Description of the task: Produce the listing below again, exactly as shown.

A run of records:
►

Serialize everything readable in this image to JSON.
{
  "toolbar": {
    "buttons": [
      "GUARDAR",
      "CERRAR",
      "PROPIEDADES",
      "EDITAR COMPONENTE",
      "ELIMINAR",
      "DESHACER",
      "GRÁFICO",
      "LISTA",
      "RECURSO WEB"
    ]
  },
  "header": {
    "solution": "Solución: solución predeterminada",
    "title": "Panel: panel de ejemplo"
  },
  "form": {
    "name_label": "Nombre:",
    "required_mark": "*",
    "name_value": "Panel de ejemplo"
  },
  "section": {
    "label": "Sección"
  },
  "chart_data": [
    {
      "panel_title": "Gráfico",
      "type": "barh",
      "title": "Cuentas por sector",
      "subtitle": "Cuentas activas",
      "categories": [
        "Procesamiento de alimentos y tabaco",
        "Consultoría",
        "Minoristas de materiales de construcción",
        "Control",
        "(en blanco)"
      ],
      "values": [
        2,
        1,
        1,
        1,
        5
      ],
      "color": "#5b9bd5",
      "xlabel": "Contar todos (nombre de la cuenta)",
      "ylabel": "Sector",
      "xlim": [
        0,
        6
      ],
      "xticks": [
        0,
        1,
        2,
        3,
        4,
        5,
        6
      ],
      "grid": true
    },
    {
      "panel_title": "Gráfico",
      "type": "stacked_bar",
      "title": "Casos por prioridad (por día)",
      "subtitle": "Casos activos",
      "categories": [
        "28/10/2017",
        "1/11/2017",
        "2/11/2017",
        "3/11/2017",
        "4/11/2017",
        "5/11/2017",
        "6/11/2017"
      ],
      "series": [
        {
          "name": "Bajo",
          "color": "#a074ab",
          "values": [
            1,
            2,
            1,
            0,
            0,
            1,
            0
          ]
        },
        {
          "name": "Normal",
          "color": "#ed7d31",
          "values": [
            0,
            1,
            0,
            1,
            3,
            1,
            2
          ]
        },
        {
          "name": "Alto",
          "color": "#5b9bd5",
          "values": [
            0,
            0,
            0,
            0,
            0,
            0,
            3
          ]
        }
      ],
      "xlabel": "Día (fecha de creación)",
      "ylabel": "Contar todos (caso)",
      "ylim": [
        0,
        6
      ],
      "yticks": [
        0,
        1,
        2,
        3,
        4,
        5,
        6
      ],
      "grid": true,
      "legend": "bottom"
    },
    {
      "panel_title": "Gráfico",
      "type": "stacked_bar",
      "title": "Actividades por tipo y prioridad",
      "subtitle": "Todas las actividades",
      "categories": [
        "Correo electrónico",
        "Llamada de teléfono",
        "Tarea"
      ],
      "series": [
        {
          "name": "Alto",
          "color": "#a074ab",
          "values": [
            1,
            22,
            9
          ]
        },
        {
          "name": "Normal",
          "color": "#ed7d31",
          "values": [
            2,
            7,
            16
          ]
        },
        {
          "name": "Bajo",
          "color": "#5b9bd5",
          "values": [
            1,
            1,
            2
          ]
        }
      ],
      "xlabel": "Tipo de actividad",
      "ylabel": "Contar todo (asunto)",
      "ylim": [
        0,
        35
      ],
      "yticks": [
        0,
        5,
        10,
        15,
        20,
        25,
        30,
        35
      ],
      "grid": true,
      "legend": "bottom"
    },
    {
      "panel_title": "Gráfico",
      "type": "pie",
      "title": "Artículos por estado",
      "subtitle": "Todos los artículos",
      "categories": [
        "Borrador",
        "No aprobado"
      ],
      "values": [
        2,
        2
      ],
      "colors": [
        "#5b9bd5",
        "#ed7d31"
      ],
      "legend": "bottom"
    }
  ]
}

◄

Task answer:
Serialize everything readable in this image to JSON.
{
  "toolbar": {
    "buttons": [
      "GUARDAR",
      "CERRAR",
      "PROPIEDADES",
      "EDITAR COMPONENTE",
      "ELIMINAR",
      "DESHACER",
      "GRÁFICO",
      "LISTA",
      "RECURSO WEB"
    ]
  },
  "header": {
    "solution": "Solución: solución predeterminada",
    "title": "Panel: panel de ejemplo"
  },
  "form": {
    "name_label": "Nombre:",
    "required_mark": "*",
    "name_value": "Panel de ejemplo"
  },
  "section": {
    "label": "Sección"
  },
  "chart_data": [
    {
      "panel_title": "Gráfico",
      "type": "barh",
      "title": "Cuentas por sector",
      "subtitle": "Cuentas activas",
      "categories": [
        "Procesamiento de alimentos y tabaco",
        "Consultoría",
        "Minoristas de materiales de construcción",
        "Control",
        "(en blanco)"
      ],
      "values": [
        2,
        1,
        1,
        1,
        5
      ],
      "color": "#5b9bd5",
      "xlabel": "Contar todos (nombre de la cuenta)",
      "ylabel": "Sector",
      "xlim": [
        0,
        6
      ],
      "xticks": [
        0,
        1,
        2,
        3,
        4,
        5,
        6
      ],
      "grid": true
    },
    {
      "panel_title": "Gráfico",
      "type": "stacked_bar",
      "title": "Casos por prioridad (por día)",
      "subtitle": "Casos activos",
      "categories": [
        "28/10/2017",
        "1/11/2017",
        "2/11/2017",
        "3/11/2017",
        "4/11/2017",
        "5/11/2017",
        "6/11/2017"
      ],
      "series": [
        {
          "name": "Bajo",
          "color": "#a074ab",
          "values": [
            1,
            2,
            1,
            0,
            0,
            1,
            0
          ]
        },
        {
          "name": "Normal",
          "color": "#ed7d31",
          "values": [
            0,
            1,
            0,
            1,
            3,
            1,
            2
          ]
        },
        {
          "name": "Alto",
          "color": "#5b9bd5",
          "values": [
            0,
            0,
            0,
            0,
            0,
            0,
            3
          ]
        }
      ],
      "xlabel": "Día (fecha de creación)",
      "ylabel": "Contar todos (caso)",
      "ylim": [
        0,
        6
      ],
      "yticks": [
        0,
        1,
        2,
        3,
        4,
        5,
        6
      ],
      "grid": true,
      "legend": "bottom"
    },
    {
      "panel_title": "Gráfico",
      "type": "stacked_bar",
      "title": "Actividades por tipo y prioridad",
      "subtitle": "Todas las actividades",
      "categories": [
        "Correo electrónico",
        "Llamada de teléfono",
        "Tarea"
      ],
      "series": [
        {
          "name": "Alto",
          "color": "#a074ab",
          "values": [
            1,
            22,
            9
          ]
        },
        {
          "name": "Normal",
          "color": "#ed7d31",
          "values": [
            2,
            7,
            16
          ]
        },
        {
          "name": "Bajo",
          "color": "#5b9bd5",
          "values": [
            1,
            1,
            2
          ]
        }
      ],
      "xlabel": "Tipo de actividad",
      "ylabel": "Contar todo (asunto)",
      "ylim": [
        0,
        35
      ],
      "yticks": [
        0,
        5,
        10,
        15,
        20,
        25,
        30,
        35
      ],
      "grid": true,
      "legend": "bottom"
    },
    {
      "panel_title": "Gráfico",
      "type": "pie",
      "title": "Artículos por estado",
      "subtitle": "Todos los artículos",
      "categories": [
        "Borrador",
        "No aprobado"
      ],
      "values": [
        2,
        2
      ],
      "colors": [
        "#5b9bd5",
        "#ed7d31"
      ],
      "legend": "bottom"
    }
  ]
}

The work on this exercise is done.